-- START --

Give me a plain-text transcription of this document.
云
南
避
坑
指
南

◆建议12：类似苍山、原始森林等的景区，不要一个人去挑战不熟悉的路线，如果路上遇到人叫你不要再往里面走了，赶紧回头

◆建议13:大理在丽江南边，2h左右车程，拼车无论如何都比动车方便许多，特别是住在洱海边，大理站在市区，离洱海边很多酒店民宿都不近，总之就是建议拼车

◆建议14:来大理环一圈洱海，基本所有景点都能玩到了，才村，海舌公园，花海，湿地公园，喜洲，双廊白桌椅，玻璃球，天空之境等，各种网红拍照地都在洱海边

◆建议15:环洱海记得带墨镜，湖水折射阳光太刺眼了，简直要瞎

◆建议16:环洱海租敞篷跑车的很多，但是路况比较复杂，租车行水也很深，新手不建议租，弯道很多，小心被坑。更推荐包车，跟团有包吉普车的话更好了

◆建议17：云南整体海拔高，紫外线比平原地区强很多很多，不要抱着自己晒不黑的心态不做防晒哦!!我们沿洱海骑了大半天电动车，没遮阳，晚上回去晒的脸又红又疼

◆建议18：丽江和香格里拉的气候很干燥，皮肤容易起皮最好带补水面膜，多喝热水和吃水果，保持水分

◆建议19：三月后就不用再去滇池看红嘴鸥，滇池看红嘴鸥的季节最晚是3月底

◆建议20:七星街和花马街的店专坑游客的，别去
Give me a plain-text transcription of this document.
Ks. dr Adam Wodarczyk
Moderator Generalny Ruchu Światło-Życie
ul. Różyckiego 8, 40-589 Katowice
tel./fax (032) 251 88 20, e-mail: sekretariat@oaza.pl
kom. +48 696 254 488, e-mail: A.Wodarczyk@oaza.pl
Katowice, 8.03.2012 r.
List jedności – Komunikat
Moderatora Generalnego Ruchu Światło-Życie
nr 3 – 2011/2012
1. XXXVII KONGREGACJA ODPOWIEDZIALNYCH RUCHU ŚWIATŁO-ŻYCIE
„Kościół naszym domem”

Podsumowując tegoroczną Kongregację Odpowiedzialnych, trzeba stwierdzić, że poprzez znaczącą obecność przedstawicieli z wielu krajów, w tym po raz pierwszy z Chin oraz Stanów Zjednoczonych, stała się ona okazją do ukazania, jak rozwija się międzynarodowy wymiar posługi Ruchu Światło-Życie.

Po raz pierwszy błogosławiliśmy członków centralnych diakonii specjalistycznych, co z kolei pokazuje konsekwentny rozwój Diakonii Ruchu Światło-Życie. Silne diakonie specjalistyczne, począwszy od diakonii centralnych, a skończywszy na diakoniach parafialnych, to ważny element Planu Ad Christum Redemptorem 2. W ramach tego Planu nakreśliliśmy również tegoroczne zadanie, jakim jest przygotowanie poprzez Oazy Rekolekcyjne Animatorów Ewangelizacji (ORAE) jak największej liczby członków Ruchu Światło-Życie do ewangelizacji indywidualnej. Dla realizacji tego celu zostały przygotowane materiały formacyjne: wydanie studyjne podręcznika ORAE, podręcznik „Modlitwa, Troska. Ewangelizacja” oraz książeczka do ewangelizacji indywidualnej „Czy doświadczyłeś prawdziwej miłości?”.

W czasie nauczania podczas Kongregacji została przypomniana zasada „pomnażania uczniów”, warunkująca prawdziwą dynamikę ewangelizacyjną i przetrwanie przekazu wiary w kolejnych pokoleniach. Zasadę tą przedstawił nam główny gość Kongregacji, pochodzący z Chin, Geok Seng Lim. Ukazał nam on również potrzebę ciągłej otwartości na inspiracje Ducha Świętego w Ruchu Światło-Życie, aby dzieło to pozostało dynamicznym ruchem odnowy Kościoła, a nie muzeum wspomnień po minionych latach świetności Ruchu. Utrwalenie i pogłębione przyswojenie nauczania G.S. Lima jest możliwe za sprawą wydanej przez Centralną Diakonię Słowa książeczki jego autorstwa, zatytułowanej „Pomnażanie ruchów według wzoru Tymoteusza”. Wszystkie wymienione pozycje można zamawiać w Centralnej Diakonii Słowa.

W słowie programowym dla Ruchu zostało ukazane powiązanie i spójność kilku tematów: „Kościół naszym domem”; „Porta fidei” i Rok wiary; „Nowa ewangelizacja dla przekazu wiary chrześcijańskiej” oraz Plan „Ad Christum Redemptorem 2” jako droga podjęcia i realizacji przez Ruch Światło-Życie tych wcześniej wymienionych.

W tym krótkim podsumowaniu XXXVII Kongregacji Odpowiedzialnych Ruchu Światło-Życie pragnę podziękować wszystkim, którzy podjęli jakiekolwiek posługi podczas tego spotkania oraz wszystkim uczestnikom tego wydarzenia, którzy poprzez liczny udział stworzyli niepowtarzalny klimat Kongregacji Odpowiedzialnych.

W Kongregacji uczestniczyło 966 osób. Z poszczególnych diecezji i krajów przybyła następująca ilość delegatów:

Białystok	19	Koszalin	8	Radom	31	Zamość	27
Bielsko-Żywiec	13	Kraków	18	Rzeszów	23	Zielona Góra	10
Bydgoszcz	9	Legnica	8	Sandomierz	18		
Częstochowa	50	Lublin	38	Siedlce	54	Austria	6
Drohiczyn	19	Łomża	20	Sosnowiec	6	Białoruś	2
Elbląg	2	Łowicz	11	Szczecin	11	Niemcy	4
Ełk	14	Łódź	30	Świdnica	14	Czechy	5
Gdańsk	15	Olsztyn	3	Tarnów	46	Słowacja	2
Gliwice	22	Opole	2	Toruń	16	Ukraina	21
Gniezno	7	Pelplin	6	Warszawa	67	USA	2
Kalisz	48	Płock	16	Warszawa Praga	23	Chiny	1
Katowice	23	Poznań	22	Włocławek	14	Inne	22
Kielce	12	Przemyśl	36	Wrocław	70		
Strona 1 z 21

-- END --

A line counts if it holds the word "oaza". How many lines of the entries count? Give the number only.

2